- _PROBLEM DESCRIPTION_
Count every line in the following entries where the word "this" appears. Give the count alone.
**** RECORDS SHOWN
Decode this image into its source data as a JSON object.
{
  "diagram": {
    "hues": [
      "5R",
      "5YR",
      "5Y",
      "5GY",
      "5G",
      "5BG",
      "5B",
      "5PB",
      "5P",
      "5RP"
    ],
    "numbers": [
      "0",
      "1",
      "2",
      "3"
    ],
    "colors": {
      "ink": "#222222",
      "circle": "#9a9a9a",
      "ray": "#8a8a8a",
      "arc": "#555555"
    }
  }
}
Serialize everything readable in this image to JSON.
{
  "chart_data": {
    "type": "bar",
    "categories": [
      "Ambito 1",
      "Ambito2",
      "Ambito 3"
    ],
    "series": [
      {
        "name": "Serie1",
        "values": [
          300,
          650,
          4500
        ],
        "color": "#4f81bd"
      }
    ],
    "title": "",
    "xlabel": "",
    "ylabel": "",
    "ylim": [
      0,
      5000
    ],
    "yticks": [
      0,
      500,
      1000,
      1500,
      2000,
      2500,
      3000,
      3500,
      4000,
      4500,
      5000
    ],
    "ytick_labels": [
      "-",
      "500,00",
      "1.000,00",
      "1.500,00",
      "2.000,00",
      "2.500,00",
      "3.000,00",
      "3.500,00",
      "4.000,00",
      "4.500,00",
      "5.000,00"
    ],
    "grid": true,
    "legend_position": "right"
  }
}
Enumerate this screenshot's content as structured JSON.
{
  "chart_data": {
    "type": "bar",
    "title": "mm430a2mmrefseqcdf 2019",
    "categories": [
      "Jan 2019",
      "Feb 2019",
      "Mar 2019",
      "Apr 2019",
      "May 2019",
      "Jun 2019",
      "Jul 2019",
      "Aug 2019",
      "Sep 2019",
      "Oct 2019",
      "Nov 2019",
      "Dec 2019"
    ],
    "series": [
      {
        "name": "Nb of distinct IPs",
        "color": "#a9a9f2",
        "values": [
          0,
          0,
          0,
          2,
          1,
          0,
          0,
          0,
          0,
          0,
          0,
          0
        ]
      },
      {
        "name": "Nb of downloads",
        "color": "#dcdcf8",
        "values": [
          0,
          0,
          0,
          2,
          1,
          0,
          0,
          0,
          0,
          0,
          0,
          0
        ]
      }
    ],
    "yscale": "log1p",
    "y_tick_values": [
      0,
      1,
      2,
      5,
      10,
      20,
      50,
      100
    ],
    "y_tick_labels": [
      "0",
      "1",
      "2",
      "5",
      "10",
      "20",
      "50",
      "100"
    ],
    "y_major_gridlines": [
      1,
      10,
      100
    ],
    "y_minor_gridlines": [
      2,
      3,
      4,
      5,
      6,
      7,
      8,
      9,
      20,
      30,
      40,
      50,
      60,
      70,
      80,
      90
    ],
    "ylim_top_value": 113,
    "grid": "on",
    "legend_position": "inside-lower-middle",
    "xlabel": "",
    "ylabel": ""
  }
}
********
- _REPLY TO THE EXERCISE_
3